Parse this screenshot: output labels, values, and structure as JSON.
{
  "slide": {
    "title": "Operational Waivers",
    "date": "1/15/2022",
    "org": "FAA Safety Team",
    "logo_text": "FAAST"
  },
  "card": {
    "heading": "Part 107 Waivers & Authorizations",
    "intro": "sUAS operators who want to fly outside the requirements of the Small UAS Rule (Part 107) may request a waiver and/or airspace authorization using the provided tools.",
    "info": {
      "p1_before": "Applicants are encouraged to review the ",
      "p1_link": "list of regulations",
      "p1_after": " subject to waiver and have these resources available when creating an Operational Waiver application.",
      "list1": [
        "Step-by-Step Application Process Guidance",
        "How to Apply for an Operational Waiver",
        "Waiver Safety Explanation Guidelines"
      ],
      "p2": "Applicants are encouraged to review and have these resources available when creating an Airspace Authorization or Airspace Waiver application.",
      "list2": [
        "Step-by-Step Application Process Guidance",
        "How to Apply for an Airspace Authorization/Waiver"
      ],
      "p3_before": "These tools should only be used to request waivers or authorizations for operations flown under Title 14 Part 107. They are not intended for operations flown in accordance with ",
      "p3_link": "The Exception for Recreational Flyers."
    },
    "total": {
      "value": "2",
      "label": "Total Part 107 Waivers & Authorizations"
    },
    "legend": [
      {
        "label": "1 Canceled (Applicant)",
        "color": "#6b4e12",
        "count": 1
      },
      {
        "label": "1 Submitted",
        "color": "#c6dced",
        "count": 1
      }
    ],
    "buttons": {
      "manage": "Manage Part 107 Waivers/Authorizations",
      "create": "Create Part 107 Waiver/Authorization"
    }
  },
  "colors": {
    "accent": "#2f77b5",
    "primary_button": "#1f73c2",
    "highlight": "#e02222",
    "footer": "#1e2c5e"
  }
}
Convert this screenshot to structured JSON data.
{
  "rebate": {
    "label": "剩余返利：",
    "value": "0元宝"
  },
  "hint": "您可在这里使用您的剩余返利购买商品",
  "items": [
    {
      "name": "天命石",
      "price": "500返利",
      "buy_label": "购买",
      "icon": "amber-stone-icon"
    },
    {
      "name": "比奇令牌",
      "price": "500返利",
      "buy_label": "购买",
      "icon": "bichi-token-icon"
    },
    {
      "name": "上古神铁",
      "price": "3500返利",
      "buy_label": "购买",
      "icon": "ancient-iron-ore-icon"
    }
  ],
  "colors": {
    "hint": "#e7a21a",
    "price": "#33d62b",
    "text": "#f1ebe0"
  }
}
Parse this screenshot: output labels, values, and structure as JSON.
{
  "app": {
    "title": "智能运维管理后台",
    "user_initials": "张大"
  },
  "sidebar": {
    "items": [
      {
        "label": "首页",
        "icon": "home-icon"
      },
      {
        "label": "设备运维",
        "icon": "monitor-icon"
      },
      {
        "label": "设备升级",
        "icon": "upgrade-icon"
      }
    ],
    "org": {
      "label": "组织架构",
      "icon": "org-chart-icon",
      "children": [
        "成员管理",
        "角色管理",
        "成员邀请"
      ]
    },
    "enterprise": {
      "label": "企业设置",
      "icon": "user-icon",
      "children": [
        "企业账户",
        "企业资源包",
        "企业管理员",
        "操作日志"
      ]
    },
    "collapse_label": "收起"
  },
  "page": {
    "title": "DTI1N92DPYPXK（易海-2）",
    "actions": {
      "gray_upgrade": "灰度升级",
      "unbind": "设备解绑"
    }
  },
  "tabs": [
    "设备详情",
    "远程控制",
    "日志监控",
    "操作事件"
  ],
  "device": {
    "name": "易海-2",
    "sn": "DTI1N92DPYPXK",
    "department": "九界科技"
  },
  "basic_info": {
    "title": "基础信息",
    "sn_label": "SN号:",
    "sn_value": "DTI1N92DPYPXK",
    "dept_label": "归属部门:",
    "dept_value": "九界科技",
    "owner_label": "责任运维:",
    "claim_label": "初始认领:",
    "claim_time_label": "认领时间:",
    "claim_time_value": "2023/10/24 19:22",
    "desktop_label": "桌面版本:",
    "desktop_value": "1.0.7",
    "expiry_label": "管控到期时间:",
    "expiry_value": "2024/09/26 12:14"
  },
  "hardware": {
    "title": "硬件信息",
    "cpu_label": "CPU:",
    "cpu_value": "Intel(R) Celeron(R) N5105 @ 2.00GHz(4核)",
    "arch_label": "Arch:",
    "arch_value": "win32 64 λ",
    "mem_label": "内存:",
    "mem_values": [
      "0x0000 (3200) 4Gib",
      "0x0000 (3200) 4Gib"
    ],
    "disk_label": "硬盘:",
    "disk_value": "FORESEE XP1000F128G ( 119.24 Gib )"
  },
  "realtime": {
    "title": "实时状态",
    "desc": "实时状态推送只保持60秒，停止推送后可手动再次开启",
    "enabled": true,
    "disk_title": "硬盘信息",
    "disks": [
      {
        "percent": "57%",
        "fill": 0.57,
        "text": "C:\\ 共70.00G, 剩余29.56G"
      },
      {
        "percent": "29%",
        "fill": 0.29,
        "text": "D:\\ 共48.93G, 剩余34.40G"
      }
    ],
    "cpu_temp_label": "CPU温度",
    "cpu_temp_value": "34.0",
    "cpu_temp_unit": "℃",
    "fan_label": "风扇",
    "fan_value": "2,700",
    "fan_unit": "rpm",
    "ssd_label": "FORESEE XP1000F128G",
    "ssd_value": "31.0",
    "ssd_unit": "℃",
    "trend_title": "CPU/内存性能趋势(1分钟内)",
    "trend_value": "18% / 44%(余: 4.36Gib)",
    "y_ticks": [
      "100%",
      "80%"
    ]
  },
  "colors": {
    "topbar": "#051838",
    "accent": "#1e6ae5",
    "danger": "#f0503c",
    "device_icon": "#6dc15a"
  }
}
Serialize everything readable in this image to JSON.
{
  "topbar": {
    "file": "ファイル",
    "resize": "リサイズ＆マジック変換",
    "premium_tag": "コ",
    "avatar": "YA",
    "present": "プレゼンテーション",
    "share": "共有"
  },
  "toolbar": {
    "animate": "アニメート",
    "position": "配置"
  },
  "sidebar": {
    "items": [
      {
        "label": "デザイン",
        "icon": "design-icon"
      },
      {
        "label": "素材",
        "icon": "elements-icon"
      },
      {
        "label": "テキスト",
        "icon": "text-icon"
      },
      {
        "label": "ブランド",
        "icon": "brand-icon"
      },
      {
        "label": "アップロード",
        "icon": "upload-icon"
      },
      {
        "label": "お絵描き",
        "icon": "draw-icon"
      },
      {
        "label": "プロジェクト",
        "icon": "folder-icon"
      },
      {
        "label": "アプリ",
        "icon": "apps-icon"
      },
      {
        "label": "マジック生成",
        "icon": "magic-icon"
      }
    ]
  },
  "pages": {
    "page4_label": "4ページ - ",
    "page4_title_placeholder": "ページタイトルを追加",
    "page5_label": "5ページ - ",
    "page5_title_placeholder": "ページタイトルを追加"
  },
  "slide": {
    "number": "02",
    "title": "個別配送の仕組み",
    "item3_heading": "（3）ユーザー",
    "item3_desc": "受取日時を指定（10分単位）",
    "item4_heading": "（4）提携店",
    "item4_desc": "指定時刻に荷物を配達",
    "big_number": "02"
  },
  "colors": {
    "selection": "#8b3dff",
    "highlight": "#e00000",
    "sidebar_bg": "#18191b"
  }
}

━━━━━━

TASK TO CARRY OUT -> Search the lines for "hint". Copy each line that has it.

EXERCISE RESULT ->
  "hint": "您可在这里使用您的剩余返利购买商品",
    "hint": "#e7a21a",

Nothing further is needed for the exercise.